▶ _Directions for this task_: Transcribe the records exactly from the line with "Extract all readable text from this page." to the end, both included.

▶ _Record set_:
════════
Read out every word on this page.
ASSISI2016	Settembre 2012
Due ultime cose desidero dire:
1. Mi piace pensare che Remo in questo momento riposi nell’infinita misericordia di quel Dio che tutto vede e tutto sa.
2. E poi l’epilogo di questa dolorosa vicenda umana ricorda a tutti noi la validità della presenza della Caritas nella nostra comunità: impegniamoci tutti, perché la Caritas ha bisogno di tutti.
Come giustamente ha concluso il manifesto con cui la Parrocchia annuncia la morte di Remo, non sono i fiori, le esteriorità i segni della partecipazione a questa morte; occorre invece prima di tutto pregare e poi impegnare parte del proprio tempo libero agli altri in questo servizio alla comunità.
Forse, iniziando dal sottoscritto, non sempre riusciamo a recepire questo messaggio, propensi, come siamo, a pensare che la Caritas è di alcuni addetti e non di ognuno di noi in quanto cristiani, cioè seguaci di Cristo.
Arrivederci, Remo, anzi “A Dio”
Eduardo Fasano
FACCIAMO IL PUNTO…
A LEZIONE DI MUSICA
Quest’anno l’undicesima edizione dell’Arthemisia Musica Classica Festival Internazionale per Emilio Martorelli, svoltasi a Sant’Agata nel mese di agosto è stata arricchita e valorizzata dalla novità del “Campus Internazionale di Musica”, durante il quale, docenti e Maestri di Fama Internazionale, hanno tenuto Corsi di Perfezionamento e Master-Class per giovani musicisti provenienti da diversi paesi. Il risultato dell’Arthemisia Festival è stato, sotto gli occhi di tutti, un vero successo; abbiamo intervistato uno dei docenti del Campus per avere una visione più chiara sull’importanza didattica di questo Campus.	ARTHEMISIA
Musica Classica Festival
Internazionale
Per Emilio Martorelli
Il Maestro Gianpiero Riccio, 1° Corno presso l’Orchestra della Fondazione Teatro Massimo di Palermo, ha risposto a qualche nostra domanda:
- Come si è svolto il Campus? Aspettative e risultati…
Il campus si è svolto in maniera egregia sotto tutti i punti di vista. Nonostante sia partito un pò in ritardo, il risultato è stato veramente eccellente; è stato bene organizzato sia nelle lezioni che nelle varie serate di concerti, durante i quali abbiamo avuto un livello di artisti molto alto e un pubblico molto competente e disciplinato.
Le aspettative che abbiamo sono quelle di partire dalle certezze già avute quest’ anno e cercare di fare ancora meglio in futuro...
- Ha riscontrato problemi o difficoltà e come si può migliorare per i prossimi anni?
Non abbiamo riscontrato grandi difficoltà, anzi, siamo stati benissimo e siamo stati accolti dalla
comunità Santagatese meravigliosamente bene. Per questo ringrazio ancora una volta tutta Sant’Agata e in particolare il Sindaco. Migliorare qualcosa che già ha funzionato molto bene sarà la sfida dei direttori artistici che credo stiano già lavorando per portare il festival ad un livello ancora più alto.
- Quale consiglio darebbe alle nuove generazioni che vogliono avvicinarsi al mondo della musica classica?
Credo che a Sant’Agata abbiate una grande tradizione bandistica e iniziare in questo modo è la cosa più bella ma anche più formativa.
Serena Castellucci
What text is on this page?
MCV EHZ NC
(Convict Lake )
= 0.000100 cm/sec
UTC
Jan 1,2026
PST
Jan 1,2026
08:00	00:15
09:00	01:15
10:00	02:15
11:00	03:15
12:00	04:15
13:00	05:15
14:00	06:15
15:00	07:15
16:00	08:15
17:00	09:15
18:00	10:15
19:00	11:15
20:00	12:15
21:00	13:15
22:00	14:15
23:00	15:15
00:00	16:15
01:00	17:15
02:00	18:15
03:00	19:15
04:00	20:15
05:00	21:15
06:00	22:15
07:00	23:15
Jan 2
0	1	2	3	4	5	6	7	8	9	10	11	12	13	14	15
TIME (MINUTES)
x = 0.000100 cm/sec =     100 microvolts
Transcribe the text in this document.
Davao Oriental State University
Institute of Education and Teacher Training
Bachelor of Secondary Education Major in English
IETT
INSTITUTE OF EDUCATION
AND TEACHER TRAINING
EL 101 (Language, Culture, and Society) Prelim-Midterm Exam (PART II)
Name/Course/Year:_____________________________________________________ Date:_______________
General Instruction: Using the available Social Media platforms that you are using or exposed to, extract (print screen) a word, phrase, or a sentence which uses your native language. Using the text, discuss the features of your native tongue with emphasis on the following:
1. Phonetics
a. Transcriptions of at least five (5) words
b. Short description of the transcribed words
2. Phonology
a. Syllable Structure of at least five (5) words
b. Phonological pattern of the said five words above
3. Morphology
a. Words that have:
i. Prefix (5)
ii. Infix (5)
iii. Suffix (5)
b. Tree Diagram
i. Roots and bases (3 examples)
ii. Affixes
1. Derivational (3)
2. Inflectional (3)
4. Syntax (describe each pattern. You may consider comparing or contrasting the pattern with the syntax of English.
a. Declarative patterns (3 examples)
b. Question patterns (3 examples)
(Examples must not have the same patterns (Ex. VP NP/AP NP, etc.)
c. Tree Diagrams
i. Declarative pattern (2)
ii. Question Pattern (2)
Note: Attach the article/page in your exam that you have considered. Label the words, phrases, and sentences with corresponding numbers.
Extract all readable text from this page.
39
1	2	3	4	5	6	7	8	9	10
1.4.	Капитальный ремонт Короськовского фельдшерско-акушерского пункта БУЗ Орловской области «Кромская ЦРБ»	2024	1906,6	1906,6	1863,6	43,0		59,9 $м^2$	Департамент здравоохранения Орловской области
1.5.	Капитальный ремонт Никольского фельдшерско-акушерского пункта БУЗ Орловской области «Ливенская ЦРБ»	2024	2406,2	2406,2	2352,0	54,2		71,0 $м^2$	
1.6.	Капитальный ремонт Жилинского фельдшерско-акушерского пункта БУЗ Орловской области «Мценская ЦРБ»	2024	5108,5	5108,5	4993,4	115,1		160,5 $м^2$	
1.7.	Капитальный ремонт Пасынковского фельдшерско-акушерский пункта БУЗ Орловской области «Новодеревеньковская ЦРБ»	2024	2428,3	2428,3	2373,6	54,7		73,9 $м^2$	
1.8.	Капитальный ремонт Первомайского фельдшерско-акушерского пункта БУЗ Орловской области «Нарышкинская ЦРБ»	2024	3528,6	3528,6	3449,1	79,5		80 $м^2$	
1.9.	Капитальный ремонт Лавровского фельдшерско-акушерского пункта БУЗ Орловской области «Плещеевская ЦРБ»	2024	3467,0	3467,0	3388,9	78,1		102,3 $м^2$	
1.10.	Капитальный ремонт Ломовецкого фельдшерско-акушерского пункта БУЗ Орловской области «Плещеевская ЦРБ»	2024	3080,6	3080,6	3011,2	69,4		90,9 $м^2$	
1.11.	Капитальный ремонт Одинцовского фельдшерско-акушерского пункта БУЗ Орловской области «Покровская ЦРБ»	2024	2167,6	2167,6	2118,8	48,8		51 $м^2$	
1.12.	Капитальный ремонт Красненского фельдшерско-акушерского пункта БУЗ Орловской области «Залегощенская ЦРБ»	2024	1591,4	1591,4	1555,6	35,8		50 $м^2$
════════
▶ _Expected answer_:
Extract all readable text from this page.
39
1	2	3	4	5	6	7	8	9	10
1.4.	Капитальный ремонт Короськовского фельдшерско-акушерского пункта БУЗ Орловской области «Кромская ЦРБ»	2024	1906,6	1906,6	1863,6	43,0		59,9 $м^2$	Департамент здравоохранения Орловской области
1.5.	Капитальный ремонт Никольского фельдшерско-акушерского пункта БУЗ Орловской области «Ливенская ЦРБ»	2024	2406,2	2406,2	2352,0	54,2		71,0 $м^2$	
1.6.	Капитальный ремонт Жилинского фельдшерско-акушерского пункта БУЗ Орловской области «Мценская ЦРБ»	2024	5108,5	5108,5	4993,4	115,1		160,5 $м^2$	
1.7.	Капитальный ремонт Пасынковского фельдшерско-акушерский пункта БУЗ Орловской области «Новодеревеньковская ЦРБ»	2024	2428,3	2428,3	2373,6	54,7		73,9 $м^2$	
1.8.	Капитальный ремонт Первомайского фельдшерско-акушерского пункта БУЗ Орловской области «Нарышкинская ЦРБ»	2024	3528,6	3528,6	3449,1	79,5		80 $м^2$	
1.9.	Капитальный ремонт Лавровского фельдшерско-акушерского пункта БУЗ Орловской области «Плещеевская ЦРБ»	2024	3467,0	3467,0	3388,9	78,1		102,3 $м^2$	
1.10.	Капитальный ремонт Ломовецкого фельдшерско-акушерского пункта БУЗ Орловской области «Плещеевская ЦРБ»	2024	3080,6	3080,6	3011,2	69,4		90,9 $м^2$	
1.11.	Капитальный ремонт Одинцовского фельдшерско-акушерского пункта БУЗ Орловской области «Покровская ЦРБ»	2024	2167,6	2167,6	2118,8	48,8		51 $м^2$	
1.12.	Капитальный ремонт Красненского фельдшерско-акушерского пункта БУЗ Орловской области «Залегощенская ЦРБ»	2024	1591,4	1591,4	1555,6	35,8		50 $м^2$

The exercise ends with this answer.